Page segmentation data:
*** Block opens ***

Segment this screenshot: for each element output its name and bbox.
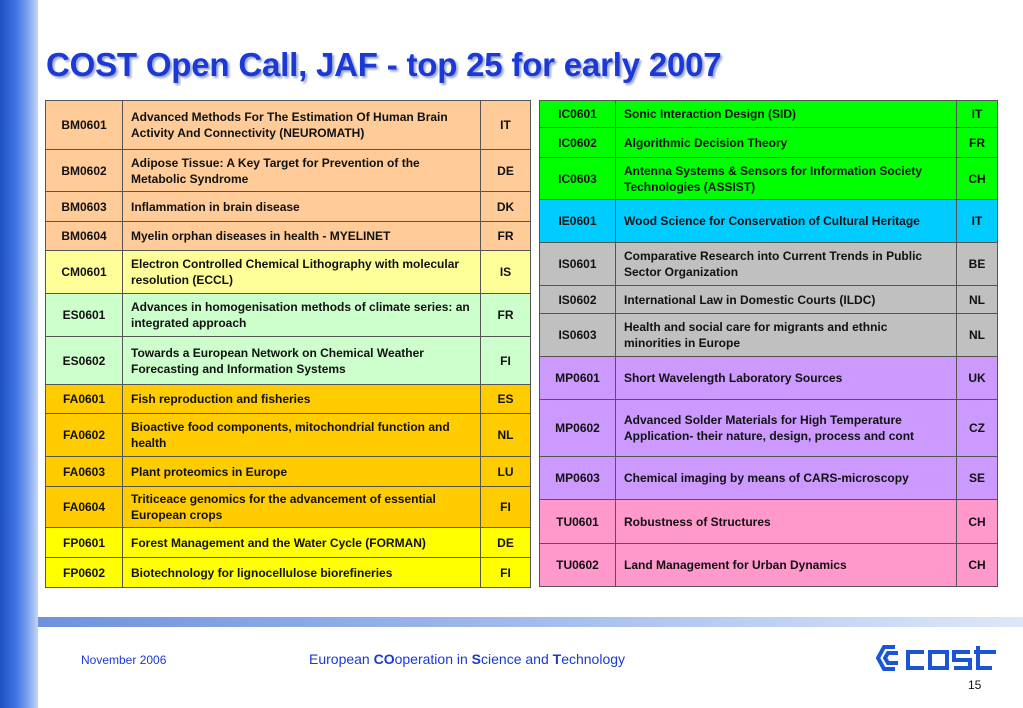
action-code: FP0601 bbox=[46, 528, 123, 558]
table-row bbox=[540, 158, 998, 200]
action-title: Wood Science for Conservation of Cultural Heritage bbox=[616, 200, 957, 243]
country-code: NL bbox=[957, 314, 998, 357]
tagline-part: operation in bbox=[394, 651, 472, 667]
action-title: Advanced Methods For The Estimation Of Human Brain Activity And Connectivity (NEUROMATH) bbox=[123, 101, 481, 150]
action-code: ES0601 bbox=[46, 294, 123, 337]
table-row bbox=[46, 487, 531, 528]
table-row bbox=[540, 314, 998, 357]
country-code: FI bbox=[481, 558, 531, 588]
actions-table-right bbox=[539, 100, 998, 587]
action-title: Robustness of Structures bbox=[616, 500, 957, 544]
country-code: IT bbox=[957, 101, 998, 128]
action-title: Bioactive food components, mitochondrial function and health bbox=[123, 414, 481, 457]
table-row bbox=[540, 544, 998, 587]
logo-bracket-shape bbox=[885, 653, 898, 663]
action-title: Biotechnology for lignocellulose biorefineries bbox=[123, 558, 481, 588]
country-code: FR bbox=[957, 128, 998, 158]
action-title: International Law in Domestic Courts (ILDC) bbox=[616, 286, 957, 314]
logo-letter-shape bbox=[908, 652, 924, 668]
country-code: CH bbox=[957, 500, 998, 544]
logo-letter-shape bbox=[978, 646, 992, 668]
tagline-part: European bbox=[309, 651, 374, 667]
table-row bbox=[46, 101, 531, 150]
tagline-part: cience and bbox=[481, 651, 553, 667]
country-code: UK bbox=[957, 357, 998, 400]
action-code: TU0601 bbox=[540, 500, 616, 544]
action-title: Advances in homogenisation methods of climate series: an integrated approach bbox=[123, 294, 481, 337]
tagline-initial: S bbox=[471, 651, 482, 667]
table-row bbox=[540, 457, 998, 500]
country-code: IT bbox=[957, 200, 998, 243]
action-title: Plant proteomics in Europe bbox=[123, 457, 481, 487]
action-code: BM0601 bbox=[46, 101, 123, 150]
action-code: BM0604 bbox=[46, 222, 123, 251]
table-row bbox=[540, 243, 998, 286]
table-row bbox=[540, 286, 998, 314]
action-code: CM0601 bbox=[46, 251, 123, 294]
table-row bbox=[540, 101, 998, 128]
action-code: IC0603 bbox=[540, 158, 616, 200]
action-title: Fish reproduction and fisheries bbox=[123, 385, 481, 414]
slide-title: COST Open Call, JAF - top 25 for early 2007 bbox=[46, 46, 722, 83]
footer-date: November 2006 bbox=[81, 653, 167, 667]
table-row bbox=[540, 500, 998, 544]
tagline-initial: T bbox=[552, 651, 562, 667]
country-code: IS bbox=[481, 251, 531, 294]
table-row bbox=[540, 357, 998, 400]
action-title: Triticeace genomics for the advancement of essential European crops bbox=[123, 487, 481, 528]
action-code: IS0602 bbox=[540, 286, 616, 314]
action-title: Adipose Tissue: A Key Target for Prevention of the Metabolic Syndrome bbox=[123, 150, 481, 192]
action-code: BM0602 bbox=[46, 150, 123, 192]
action-code: FA0603 bbox=[46, 457, 123, 487]
action-code: IC0602 bbox=[540, 128, 616, 158]
country-code: CH bbox=[957, 158, 998, 200]
logo-letter-shape bbox=[930, 652, 947, 668]
action-title: Land Management for Urban Dynamics bbox=[616, 544, 957, 587]
left-accent-bar bbox=[0, 0, 38, 708]
page-number: 15 bbox=[968, 678, 982, 692]
action-code: FA0601 bbox=[46, 385, 123, 414]
action-code: IS0601 bbox=[540, 243, 616, 286]
actions-table-left bbox=[45, 100, 531, 588]
action-code: FA0602 bbox=[46, 414, 123, 457]
table-row bbox=[540, 400, 998, 457]
action-title: Short Wavelength Laboratory Sources bbox=[616, 357, 957, 400]
action-code: ES0602 bbox=[46, 337, 123, 385]
action-title: Forest Management and the Water Cycle (FORMAN) bbox=[123, 528, 481, 558]
country-code: ES bbox=[481, 385, 531, 414]
action-code: BM0603 bbox=[46, 192, 123, 222]
country-code: FI bbox=[481, 337, 531, 385]
action-code: MP0602 bbox=[540, 400, 616, 457]
action-code: MP0603 bbox=[540, 457, 616, 500]
action-code: FA0604 bbox=[46, 487, 123, 528]
table-row bbox=[46, 294, 531, 337]
table-row bbox=[46, 414, 531, 457]
country-code: NL bbox=[957, 286, 998, 314]
action-title: Sonic Interaction Design (SID) bbox=[616, 101, 957, 128]
cost-logo bbox=[876, 644, 1004, 672]
action-title: Inflammation in brain disease bbox=[123, 192, 481, 222]
table-row bbox=[46, 192, 531, 222]
action-code: TU0602 bbox=[540, 544, 616, 587]
table-row bbox=[46, 337, 531, 385]
table-row bbox=[46, 457, 531, 487]
action-title: Towards a European Network on Chemical Weather Forecasting and Information Systems bbox=[123, 337, 481, 385]
action-title: Antenna Systems & Sensors for Information Society Technologies (ASSIST) bbox=[616, 158, 957, 200]
action-title: Algorithmic Decision Theory bbox=[616, 128, 957, 158]
table-row bbox=[46, 222, 531, 251]
table-row bbox=[46, 558, 531, 588]
action-code: IS0603 bbox=[540, 314, 616, 357]
table-row bbox=[540, 128, 998, 158]
action-code: FP0602 bbox=[46, 558, 123, 588]
country-code: BE bbox=[957, 243, 998, 286]
logo-letter-shape bbox=[954, 652, 970, 668]
table-row bbox=[46, 385, 531, 414]
country-code: DK bbox=[481, 192, 531, 222]
country-code: NL bbox=[481, 414, 531, 457]
table-row bbox=[46, 528, 531, 558]
country-code: IT bbox=[481, 101, 531, 150]
action-title: Health and social care for migrants and ethnic minorities in Europe bbox=[616, 314, 957, 357]
table-row bbox=[46, 150, 531, 192]
country-code: FR bbox=[481, 222, 531, 251]
action-code: IC0601 bbox=[540, 101, 616, 128]
footer-divider-bar bbox=[38, 617, 1023, 627]
country-code: DE bbox=[481, 528, 531, 558]
action-title: Myelin orphan diseases in health - MYELINET bbox=[123, 222, 481, 251]
country-code: SE bbox=[957, 457, 998, 500]
table-row bbox=[46, 251, 531, 294]
country-code: FR bbox=[481, 294, 531, 337]
country-code: DE bbox=[481, 150, 531, 192]
country-code: CZ bbox=[957, 400, 998, 457]
action-title: Electron Controlled Chemical Lithography with molecular resolution (ECCL) bbox=[123, 251, 481, 294]
country-code: LU bbox=[481, 457, 531, 487]
action-title: Chemical imaging by means of CARS-microscopy bbox=[616, 457, 957, 500]
action-code: IE0601 bbox=[540, 200, 616, 243]
tagline-part: echnology bbox=[561, 651, 626, 667]
tagline-initial: CO bbox=[373, 651, 395, 667]
action-title: Comparative Research into Current Trends in Public Sector Organization bbox=[616, 243, 957, 286]
action-code: MP0601 bbox=[540, 357, 616, 400]
action-title: Advanced Solder Materials for High Temperature Application- their nature, design, process and cont bbox=[616, 400, 957, 457]
table-row bbox=[540, 200, 998, 243]
footer-tagline bbox=[309, 651, 625, 667]
country-code: CH bbox=[957, 544, 998, 587]
country-code: FI bbox=[481, 487, 531, 528]
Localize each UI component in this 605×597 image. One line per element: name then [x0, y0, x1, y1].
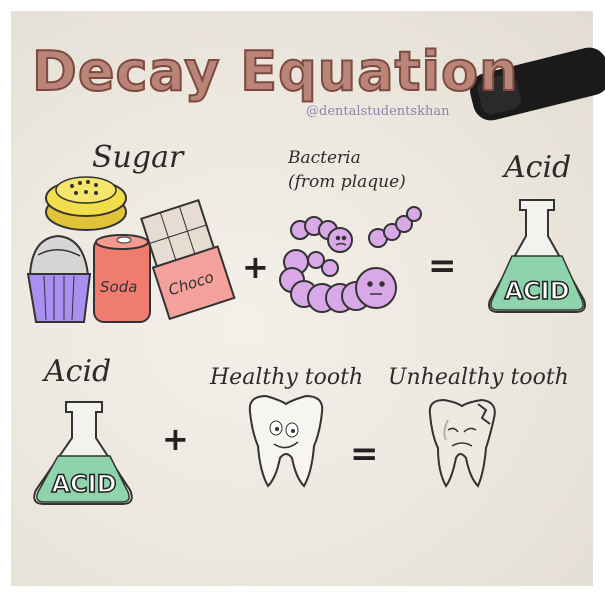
decayed-tooth-icon [430, 400, 495, 486]
acid-label: Acid [504, 150, 572, 185]
unhealthy-tooth-label: Unhealthy tooth [388, 365, 569, 390]
page-title: Decay Equation [32, 40, 519, 103]
plus-sign: + [242, 248, 269, 286]
healthy-tooth-icon [250, 396, 322, 486]
bacteria-icon [280, 207, 421, 312]
flask-label: ACID [51, 470, 117, 498]
bacteria-label: Bacteria (from plaque) [288, 148, 406, 192]
acid-label-2: Acid [44, 354, 112, 389]
biscuit-icon [46, 177, 126, 230]
plus-sign-2: + [162, 420, 189, 458]
healthy-tooth-label: Healthy tooth [210, 365, 364, 390]
soda-can-icon [94, 235, 150, 322]
soda-label: Soda [100, 278, 138, 296]
cupcake-icon [28, 236, 90, 322]
chocolate-bar-icon [138, 199, 235, 319]
choco-label: Choco [166, 267, 217, 300]
flask-label: ACID [504, 277, 570, 305]
equals-sign-2: = [350, 434, 379, 474]
author-handle: @dentalstudentskhan [306, 104, 450, 119]
flask-icon [34, 402, 132, 504]
sugar-label: Sugar [92, 140, 184, 175]
equals-sign: = [428, 246, 457, 286]
flask-icon [489, 200, 585, 312]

*** Block closes ***

=== PROBLEM DESCRIPTION ===
Please list every line of the records that contains "each".

=== ANSWER SPACE ===
Segment this screenshot: for each element output its name and bbox.
Localize each UI component in this 605×597 image. One line per element: name then [x0, y0, x1, y1].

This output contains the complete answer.